Brief =
Copy out each line that includes the word "hidden".
== Given data ==
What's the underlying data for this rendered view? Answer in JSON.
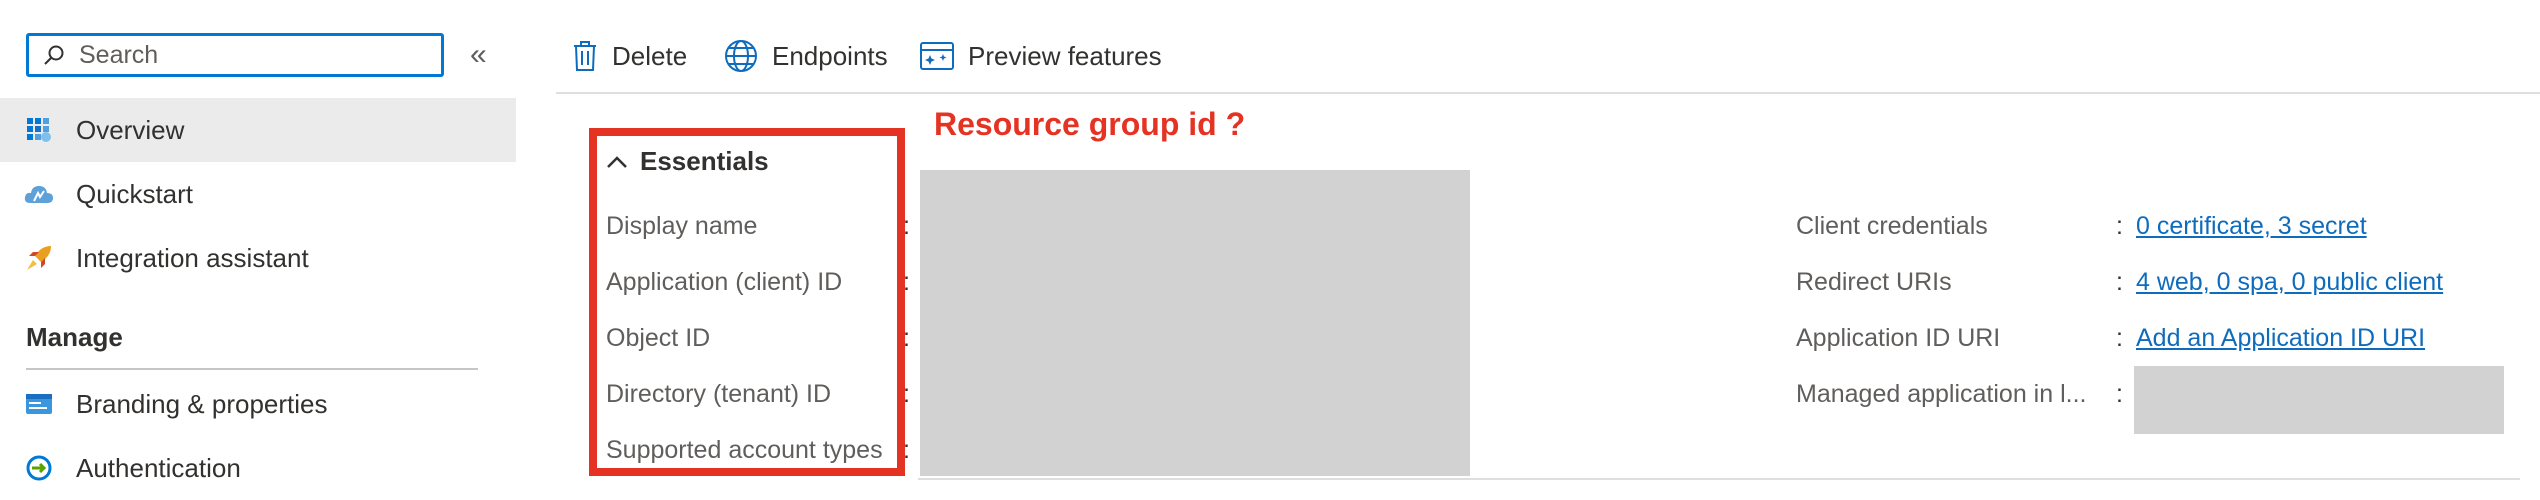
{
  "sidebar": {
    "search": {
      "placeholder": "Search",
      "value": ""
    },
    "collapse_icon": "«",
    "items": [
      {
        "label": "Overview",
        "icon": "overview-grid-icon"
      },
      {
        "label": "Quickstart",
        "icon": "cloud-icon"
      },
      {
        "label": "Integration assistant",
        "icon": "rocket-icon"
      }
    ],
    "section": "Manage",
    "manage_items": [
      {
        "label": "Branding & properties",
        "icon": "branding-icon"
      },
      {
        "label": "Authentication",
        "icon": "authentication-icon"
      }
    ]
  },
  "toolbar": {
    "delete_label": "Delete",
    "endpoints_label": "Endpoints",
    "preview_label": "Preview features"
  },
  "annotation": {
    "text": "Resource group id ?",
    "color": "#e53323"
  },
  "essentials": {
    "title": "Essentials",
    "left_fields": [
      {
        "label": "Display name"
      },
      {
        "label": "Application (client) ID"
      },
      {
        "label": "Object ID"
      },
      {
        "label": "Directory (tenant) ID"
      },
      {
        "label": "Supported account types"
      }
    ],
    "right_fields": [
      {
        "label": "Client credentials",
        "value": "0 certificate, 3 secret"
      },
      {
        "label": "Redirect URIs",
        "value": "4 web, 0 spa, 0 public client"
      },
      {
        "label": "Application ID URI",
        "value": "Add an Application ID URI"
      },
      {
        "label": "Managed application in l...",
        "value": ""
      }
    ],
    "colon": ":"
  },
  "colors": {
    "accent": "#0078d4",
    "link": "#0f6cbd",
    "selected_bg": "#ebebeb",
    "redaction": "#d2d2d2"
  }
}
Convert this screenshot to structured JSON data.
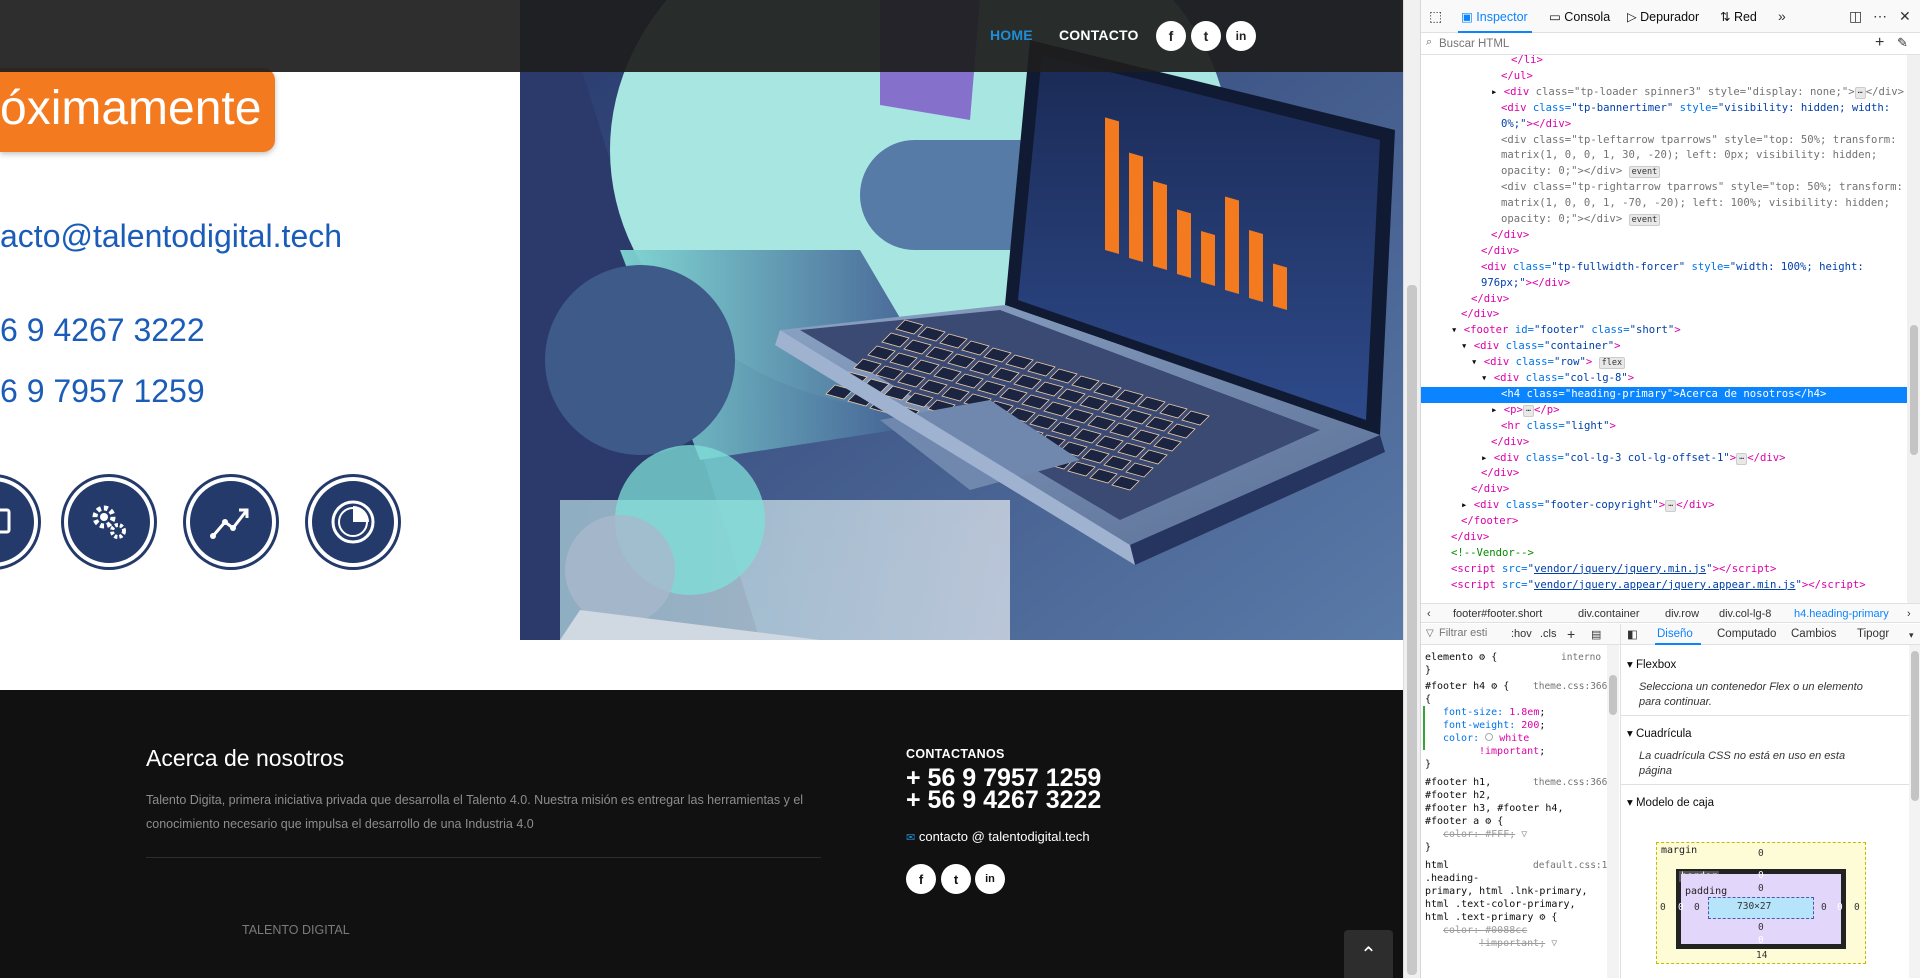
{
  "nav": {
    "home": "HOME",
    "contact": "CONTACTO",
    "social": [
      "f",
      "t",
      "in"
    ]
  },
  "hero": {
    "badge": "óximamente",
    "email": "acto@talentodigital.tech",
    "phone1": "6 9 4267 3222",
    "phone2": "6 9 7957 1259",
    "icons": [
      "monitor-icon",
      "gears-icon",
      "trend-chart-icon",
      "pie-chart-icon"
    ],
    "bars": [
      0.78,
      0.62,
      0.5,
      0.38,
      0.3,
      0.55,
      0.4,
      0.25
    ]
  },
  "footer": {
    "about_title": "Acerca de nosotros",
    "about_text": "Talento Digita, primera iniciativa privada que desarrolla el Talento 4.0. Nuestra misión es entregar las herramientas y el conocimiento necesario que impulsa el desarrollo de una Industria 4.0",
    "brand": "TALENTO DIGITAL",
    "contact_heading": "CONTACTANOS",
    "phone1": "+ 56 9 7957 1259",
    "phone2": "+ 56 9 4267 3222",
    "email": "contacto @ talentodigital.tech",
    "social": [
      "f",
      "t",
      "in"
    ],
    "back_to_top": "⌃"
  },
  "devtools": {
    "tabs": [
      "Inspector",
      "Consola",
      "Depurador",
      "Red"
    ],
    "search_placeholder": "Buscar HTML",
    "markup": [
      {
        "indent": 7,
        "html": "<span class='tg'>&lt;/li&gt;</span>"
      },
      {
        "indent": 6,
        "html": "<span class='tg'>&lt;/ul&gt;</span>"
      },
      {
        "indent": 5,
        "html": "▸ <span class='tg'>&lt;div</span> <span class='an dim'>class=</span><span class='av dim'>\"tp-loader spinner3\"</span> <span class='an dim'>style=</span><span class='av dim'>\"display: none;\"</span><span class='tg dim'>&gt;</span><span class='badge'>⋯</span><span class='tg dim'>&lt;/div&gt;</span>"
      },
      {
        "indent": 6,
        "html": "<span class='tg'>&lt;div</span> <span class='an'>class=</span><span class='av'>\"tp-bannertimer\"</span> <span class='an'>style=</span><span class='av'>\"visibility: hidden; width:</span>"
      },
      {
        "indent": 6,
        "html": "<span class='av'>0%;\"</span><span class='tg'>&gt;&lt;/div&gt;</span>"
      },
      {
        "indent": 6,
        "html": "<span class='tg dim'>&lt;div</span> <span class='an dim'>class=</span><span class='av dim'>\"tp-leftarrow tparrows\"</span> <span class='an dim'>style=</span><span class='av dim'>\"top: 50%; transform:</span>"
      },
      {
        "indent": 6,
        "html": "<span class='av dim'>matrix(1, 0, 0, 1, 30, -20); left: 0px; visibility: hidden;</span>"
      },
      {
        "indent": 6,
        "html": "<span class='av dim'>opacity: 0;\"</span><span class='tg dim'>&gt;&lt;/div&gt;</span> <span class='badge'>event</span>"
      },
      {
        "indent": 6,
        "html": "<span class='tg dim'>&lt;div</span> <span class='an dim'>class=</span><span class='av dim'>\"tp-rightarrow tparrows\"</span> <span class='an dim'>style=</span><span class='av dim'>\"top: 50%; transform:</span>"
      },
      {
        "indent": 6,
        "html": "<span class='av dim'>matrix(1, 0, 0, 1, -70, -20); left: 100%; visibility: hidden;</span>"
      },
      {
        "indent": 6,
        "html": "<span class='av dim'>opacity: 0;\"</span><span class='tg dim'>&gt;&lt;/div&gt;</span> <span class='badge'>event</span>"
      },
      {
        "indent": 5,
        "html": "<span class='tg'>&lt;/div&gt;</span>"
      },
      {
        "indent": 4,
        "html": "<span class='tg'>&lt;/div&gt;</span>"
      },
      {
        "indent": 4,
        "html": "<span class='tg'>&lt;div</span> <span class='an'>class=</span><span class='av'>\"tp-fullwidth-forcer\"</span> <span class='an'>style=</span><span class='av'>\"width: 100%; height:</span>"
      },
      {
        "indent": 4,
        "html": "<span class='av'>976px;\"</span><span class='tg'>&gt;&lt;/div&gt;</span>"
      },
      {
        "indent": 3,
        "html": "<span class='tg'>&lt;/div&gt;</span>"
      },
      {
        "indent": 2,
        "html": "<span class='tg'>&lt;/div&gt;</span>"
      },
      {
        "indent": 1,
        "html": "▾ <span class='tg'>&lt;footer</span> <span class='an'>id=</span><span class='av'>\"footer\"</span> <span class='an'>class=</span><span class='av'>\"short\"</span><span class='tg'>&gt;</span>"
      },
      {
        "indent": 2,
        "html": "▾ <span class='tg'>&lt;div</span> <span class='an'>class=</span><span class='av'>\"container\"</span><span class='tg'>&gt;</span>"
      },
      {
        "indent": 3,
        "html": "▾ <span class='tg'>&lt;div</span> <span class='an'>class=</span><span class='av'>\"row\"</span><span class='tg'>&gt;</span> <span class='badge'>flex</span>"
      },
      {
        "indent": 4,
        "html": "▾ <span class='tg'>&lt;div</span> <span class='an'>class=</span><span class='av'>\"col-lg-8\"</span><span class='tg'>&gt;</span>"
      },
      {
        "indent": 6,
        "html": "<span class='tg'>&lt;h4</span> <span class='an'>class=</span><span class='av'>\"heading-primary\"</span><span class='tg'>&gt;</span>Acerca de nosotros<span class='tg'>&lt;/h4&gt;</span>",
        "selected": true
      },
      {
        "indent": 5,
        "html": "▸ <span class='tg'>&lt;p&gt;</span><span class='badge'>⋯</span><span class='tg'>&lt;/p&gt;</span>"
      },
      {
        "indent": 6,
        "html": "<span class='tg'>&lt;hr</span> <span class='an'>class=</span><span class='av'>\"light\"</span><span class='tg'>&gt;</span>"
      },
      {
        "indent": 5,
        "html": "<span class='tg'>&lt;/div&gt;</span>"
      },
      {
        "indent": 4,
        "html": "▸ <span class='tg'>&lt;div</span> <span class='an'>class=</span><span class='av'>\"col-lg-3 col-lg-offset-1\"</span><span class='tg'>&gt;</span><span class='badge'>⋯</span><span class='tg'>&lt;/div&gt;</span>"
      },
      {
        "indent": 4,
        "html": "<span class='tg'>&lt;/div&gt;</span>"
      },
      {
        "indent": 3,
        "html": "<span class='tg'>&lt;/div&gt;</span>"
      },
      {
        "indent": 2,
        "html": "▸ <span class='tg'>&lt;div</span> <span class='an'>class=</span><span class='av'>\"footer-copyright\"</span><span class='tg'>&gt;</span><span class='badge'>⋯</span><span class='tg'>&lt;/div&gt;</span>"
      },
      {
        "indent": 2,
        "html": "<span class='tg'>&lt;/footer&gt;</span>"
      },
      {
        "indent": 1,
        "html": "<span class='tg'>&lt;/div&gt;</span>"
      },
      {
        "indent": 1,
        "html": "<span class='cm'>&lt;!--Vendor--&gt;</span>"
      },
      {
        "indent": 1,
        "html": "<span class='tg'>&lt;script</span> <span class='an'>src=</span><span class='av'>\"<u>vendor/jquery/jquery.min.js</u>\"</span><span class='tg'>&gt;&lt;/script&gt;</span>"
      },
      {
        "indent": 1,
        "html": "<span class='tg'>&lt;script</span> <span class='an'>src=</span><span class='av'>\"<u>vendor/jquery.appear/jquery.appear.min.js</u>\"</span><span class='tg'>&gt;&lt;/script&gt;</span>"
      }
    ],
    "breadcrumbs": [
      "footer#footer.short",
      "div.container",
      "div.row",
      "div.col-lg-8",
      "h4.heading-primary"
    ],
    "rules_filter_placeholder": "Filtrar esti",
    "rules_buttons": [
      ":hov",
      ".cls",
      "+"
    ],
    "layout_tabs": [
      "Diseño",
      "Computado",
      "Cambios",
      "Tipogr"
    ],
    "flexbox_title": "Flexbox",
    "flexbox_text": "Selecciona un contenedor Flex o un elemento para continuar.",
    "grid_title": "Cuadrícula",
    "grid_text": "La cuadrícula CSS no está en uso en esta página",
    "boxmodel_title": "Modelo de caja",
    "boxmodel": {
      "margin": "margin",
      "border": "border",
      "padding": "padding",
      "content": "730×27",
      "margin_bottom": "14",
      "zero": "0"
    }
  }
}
===
Complete answer =
        "html": "<span class='tg'>&lt;div</span> <span class='an'>class=</span><span class='av'>\"tp-bannertimer\"</span> <span class='an'>style=</span><span class='av'>\"visibility: hidden; width:</span>"
        "html": "<span class='av dim'>matrix(1, 0, 0, 1, 30, -20); left: 0px; visibility: hidden;</span>"
        "html": "<span class='av dim'>matrix(1, 0, 0, 1, -70, -20); left: 100%; visibility: hidden;</span>"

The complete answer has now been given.